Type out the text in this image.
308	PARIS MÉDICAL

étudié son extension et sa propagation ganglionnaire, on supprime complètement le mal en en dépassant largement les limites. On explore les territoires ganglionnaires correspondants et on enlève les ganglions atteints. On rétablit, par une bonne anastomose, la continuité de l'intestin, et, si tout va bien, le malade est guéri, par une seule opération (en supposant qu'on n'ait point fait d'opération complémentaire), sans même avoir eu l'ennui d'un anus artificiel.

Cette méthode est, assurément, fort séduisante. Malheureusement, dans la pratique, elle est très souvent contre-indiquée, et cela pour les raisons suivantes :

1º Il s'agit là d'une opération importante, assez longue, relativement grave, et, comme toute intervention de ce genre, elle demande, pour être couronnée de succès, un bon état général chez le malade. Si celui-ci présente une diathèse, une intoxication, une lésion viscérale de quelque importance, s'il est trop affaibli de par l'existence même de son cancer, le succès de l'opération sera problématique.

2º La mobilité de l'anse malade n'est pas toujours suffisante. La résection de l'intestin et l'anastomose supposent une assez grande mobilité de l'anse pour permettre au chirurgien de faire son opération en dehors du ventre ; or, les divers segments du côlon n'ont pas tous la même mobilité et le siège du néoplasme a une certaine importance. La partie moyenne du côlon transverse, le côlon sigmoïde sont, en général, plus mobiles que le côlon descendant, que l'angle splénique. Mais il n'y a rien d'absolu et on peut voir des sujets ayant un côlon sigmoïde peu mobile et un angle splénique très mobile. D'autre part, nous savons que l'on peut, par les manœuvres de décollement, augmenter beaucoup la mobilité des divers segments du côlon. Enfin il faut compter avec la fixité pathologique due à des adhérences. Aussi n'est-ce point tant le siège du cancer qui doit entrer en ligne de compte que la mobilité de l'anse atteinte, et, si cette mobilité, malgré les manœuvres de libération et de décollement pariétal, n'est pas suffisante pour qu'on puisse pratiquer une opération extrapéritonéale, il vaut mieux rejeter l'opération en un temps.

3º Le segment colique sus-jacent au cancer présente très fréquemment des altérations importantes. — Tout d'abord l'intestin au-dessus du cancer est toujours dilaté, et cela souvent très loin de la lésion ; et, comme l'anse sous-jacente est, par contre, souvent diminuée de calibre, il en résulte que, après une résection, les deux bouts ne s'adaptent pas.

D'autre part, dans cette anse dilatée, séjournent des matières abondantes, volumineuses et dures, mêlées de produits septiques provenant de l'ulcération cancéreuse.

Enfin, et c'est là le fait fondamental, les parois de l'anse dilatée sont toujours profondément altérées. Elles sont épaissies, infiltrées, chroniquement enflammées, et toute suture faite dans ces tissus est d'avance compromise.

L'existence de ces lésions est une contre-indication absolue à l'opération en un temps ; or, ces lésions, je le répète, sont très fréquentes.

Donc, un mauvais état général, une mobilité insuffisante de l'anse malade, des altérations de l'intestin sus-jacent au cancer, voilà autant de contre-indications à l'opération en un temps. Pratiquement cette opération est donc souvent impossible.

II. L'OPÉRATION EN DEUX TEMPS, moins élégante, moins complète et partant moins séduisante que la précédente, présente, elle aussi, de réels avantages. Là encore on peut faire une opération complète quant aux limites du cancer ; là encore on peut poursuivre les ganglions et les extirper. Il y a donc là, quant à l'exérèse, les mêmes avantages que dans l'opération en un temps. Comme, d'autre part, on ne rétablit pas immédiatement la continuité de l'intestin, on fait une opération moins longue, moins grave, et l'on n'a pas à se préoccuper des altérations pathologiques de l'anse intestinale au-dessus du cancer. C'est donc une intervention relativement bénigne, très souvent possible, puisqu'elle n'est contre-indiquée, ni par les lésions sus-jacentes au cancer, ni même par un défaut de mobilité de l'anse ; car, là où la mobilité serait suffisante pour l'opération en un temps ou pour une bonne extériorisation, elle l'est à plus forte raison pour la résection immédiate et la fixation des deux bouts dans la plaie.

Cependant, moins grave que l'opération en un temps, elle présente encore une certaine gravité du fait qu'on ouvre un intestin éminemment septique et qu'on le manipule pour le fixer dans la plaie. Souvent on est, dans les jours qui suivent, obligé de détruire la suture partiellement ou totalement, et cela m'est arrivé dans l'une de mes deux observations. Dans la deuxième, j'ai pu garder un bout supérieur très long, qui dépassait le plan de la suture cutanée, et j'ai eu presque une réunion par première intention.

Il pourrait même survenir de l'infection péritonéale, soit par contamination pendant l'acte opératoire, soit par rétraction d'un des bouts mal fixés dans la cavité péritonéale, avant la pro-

○ ○ ○ ○ ○ ○ ○

# OBJECTIVE
Every line containing the string "toute" must be listed.

# TASK ANSWER
1º Il s'agit là d'une opération importante, assez longue, relativement grave, et, comme toute intervention de ce genre, elle demande, pour être couronnée de succès, un bon état général chez le malade. Si celui-ci présente une diathèse, une intoxication, une lésion viscérale de quelque importance, s'il est trop affaibli de par l'existence même de son cancer, le succès de l'opération sera problématique.
Enfin, et c'est là le fait fondamental, les parois de l'anse dilatée sont toujours profondément altérées. Elles sont épaissies, infiltrées, chroniquement enflammées, et toute suture faite dans ces tissus est d'avance compromise.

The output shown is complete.